§ **What you need to do**: Identify each line below containing the string "yahoo" and copy it.
════════════════
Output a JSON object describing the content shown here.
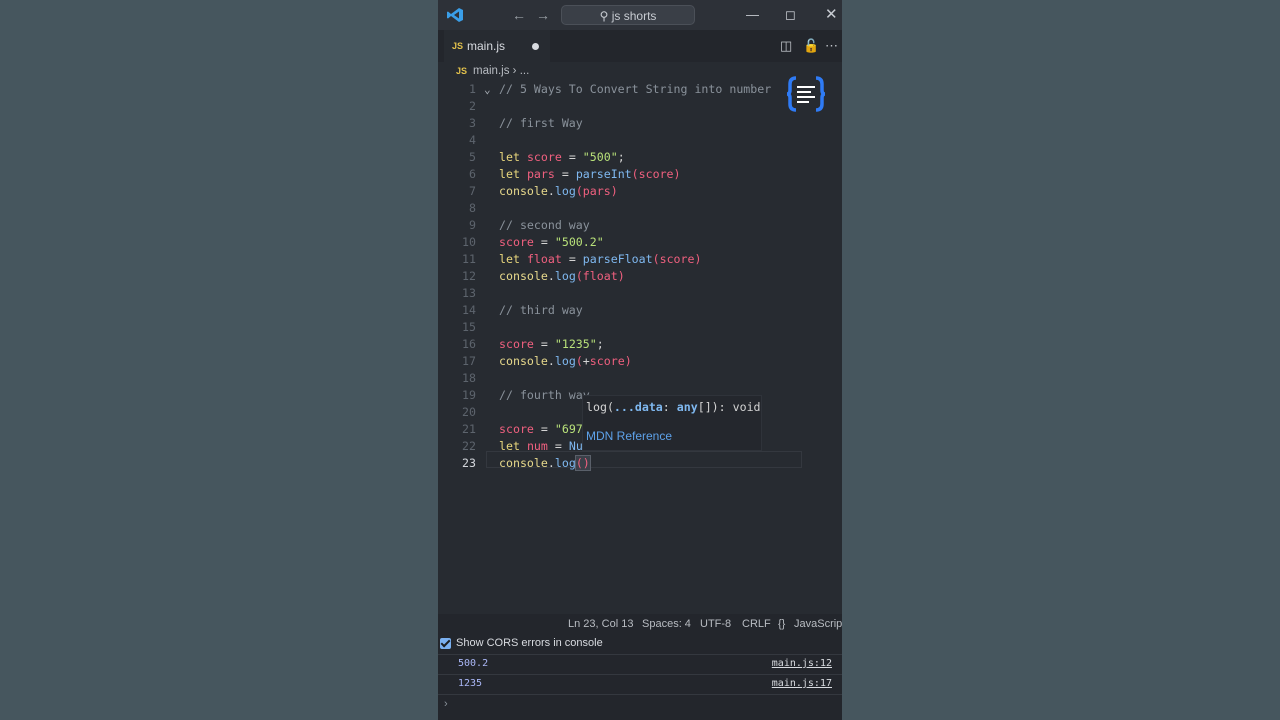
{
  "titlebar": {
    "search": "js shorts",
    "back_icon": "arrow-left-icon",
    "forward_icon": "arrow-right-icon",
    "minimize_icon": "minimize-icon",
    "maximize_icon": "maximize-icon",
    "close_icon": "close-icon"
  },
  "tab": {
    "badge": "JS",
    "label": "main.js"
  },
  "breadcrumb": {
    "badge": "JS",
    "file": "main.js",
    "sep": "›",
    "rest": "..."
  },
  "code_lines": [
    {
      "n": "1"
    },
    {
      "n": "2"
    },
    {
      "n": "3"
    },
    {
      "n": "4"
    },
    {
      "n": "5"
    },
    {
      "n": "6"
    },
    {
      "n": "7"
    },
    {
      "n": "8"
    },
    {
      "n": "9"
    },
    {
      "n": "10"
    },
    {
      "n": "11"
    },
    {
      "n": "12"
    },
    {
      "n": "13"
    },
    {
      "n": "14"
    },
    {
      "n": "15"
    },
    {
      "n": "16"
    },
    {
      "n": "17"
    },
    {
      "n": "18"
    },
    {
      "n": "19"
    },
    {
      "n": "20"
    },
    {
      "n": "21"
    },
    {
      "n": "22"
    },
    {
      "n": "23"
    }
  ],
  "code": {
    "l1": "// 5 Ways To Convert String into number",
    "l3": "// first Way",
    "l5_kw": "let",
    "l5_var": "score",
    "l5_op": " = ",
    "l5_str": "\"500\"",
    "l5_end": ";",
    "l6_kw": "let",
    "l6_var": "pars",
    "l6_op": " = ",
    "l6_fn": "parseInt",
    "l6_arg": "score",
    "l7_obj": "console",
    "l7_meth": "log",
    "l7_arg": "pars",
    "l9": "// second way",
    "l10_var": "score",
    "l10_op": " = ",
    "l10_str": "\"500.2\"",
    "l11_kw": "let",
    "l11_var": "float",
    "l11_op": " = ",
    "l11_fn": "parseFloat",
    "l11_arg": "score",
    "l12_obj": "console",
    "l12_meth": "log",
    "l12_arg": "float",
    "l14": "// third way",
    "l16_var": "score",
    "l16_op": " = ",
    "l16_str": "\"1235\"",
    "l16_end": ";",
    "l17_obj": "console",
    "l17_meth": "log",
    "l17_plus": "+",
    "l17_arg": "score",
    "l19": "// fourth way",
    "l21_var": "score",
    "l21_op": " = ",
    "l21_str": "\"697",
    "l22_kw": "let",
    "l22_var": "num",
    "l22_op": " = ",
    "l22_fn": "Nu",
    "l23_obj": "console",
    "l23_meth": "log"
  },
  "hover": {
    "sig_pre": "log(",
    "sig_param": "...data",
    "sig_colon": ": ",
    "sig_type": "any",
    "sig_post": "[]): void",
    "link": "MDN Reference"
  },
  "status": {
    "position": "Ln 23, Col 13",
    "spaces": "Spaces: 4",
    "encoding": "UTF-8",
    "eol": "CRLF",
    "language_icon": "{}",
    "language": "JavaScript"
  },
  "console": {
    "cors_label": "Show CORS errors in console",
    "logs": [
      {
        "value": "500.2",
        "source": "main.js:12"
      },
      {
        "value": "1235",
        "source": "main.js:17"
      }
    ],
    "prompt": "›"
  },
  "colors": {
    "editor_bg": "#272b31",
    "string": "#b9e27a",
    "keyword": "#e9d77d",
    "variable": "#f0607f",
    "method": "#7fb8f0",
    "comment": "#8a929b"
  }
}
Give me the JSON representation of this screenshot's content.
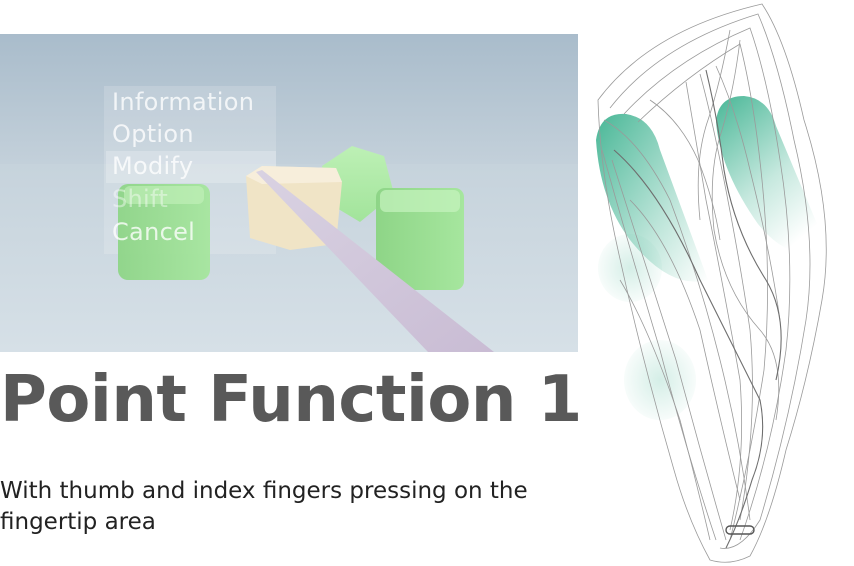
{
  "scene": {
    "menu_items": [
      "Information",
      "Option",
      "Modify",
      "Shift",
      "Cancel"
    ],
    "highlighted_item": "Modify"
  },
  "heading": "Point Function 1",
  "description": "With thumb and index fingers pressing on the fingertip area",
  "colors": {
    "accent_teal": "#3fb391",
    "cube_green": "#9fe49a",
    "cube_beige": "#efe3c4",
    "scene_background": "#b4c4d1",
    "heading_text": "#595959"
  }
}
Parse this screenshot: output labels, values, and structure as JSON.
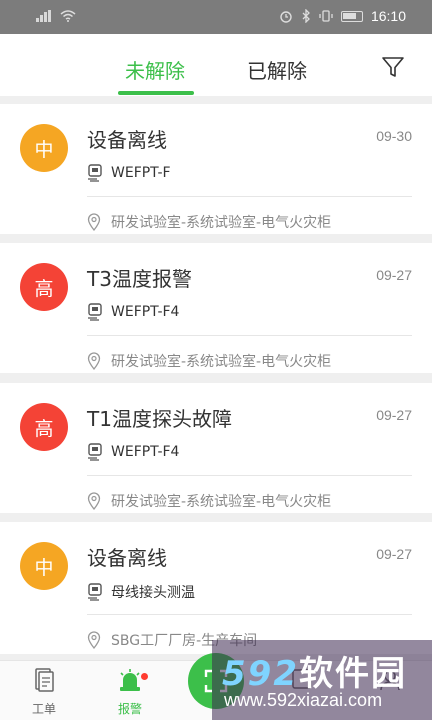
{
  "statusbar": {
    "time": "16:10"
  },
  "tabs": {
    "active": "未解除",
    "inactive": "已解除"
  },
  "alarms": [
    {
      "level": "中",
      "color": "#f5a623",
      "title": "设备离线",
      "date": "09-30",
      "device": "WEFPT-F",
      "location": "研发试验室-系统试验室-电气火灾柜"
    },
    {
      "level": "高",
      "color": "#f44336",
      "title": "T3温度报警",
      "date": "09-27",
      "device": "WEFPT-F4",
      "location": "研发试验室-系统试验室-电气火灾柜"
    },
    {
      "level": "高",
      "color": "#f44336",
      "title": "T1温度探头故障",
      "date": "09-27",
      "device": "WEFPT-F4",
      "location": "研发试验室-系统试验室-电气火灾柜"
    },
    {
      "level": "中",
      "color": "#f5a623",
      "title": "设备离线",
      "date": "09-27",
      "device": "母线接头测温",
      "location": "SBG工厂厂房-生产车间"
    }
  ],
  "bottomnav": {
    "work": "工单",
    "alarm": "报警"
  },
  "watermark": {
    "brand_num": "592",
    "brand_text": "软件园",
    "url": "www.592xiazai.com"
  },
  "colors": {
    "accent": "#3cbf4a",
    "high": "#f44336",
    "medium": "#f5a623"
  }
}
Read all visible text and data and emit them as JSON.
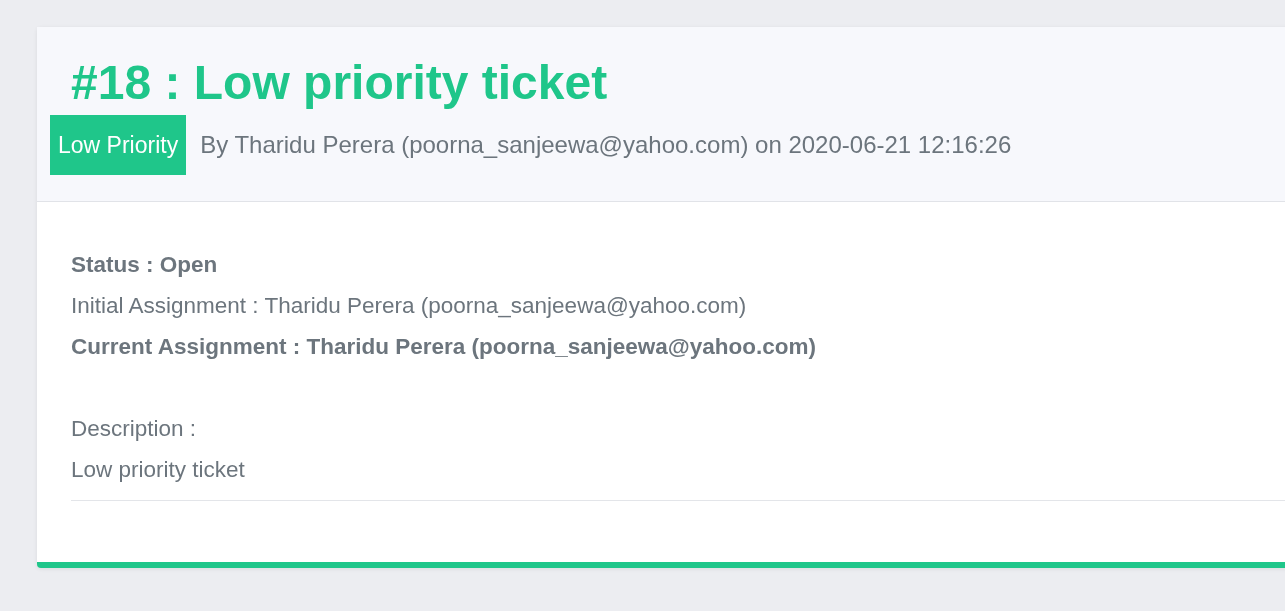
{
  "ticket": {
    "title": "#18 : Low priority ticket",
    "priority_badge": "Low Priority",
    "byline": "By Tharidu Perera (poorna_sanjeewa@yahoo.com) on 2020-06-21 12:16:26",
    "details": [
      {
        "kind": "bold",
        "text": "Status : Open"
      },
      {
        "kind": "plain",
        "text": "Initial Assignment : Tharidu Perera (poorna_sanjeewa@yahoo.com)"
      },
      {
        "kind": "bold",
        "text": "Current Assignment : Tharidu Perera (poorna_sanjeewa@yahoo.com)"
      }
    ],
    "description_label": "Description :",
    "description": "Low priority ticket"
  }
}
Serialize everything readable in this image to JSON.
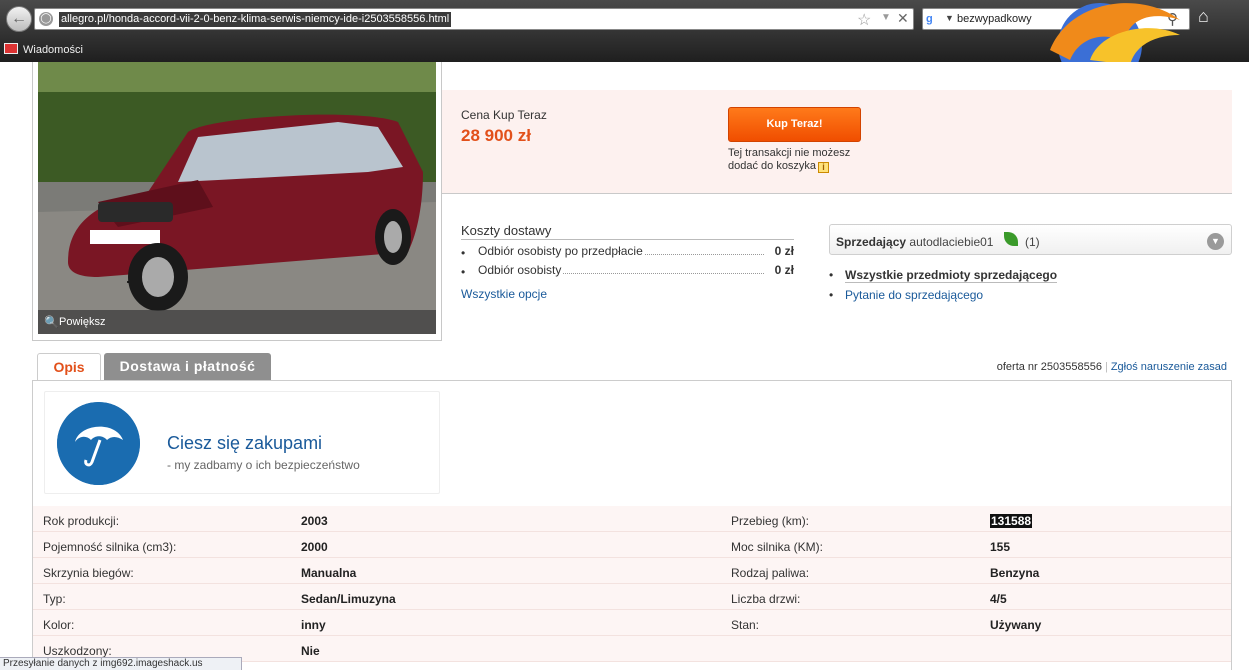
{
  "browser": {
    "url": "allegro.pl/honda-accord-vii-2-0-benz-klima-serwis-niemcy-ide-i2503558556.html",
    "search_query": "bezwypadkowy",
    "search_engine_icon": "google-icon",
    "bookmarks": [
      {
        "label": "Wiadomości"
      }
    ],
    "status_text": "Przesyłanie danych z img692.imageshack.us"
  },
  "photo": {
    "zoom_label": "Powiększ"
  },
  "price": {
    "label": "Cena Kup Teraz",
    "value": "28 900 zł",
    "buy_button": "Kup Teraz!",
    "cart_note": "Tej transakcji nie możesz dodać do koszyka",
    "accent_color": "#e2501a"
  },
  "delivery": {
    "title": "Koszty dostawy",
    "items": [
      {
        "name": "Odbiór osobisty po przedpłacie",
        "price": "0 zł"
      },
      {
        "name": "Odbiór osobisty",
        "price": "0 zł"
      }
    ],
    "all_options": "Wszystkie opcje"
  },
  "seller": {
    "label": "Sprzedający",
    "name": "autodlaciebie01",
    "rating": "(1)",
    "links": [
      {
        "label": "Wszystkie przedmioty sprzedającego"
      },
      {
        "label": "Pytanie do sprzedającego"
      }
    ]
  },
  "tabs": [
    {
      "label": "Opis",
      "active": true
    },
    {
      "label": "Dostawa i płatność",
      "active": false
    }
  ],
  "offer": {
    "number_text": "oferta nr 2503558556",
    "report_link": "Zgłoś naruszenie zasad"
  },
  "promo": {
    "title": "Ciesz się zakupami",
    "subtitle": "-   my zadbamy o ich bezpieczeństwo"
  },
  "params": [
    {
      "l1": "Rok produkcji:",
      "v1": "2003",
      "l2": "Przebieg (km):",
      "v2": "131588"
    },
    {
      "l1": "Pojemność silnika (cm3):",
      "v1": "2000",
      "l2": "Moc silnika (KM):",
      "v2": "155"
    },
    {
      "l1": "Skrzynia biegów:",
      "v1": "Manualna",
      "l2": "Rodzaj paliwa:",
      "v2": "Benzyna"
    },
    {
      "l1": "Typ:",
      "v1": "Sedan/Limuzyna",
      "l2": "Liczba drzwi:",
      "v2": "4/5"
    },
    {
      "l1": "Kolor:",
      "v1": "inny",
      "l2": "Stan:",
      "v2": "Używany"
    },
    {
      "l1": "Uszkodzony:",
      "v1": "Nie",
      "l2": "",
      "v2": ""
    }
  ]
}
════════════════
§ **Complete output**:
    "byline": "By Tharidu Perera (poorna_sanjeewa@yahoo.com) on 2020-06-21 12:16:26",
        "text": "Initial Assignment : Tharidu Perera (poorna_sanjeewa@yahoo.com)"
        "text": "Current Assignment : Tharidu Perera (poorna_sanjeewa@yahoo.com)"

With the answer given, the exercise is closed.